_Stated problem_
Give every entry again, word for word.

_Dataset rows_
- - - -
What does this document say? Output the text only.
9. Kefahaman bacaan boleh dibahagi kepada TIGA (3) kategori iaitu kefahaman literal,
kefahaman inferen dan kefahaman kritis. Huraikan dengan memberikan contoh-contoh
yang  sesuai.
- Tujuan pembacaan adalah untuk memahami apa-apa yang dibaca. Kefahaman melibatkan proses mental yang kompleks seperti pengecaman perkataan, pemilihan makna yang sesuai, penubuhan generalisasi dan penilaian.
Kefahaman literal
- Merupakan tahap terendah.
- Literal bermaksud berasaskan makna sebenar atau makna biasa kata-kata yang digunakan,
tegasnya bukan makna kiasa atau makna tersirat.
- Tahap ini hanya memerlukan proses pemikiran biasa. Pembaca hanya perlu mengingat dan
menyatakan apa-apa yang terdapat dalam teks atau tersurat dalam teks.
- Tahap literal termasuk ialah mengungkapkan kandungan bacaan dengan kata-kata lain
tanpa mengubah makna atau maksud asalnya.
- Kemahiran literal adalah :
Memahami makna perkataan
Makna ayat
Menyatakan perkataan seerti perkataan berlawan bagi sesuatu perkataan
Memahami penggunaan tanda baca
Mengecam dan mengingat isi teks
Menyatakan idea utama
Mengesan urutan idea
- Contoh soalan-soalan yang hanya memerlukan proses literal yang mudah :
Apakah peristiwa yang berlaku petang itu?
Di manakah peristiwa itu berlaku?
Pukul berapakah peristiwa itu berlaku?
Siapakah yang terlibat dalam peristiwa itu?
- - - -
_Answer for the task_
What does this document say? Output the text only.
9. Kefahaman bacaan boleh dibahagi kepada TIGA (3) kategori iaitu kefahaman literal,
kefahaman inferen dan kefahaman kritis. Huraikan dengan memberikan contoh-contoh
yang  sesuai.
- Tujuan pembacaan adalah untuk memahami apa-apa yang dibaca. Kefahaman melibatkan proses mental yang kompleks seperti pengecaman perkataan, pemilihan makna yang sesuai, penubuhan generalisasi dan penilaian.
Kefahaman literal
- Merupakan tahap terendah.
- Literal bermaksud berasaskan makna sebenar atau makna biasa kata-kata yang digunakan,
tegasnya bukan makna kiasa atau makna tersirat.
- Tahap ini hanya memerlukan proses pemikiran biasa. Pembaca hanya perlu mengingat dan
menyatakan apa-apa yang terdapat dalam teks atau tersurat dalam teks.
- Tahap literal termasuk ialah mengungkapkan kandungan bacaan dengan kata-kata lain
tanpa mengubah makna atau maksud asalnya.
- Kemahiran literal adalah :
Memahami makna perkataan
Makna ayat
Menyatakan perkataan seerti perkataan berlawan bagi sesuatu perkataan
Memahami penggunaan tanda baca
Mengecam dan mengingat isi teks
Menyatakan idea utama
Mengesan urutan idea
- Contoh soalan-soalan yang hanya memerlukan proses literal yang mudah :
Apakah peristiwa yang berlaku petang itu?
Di manakah peristiwa itu berlaku?
Pukul berapakah peristiwa itu berlaku?
Siapakah yang terlibat dalam peristiwa itu?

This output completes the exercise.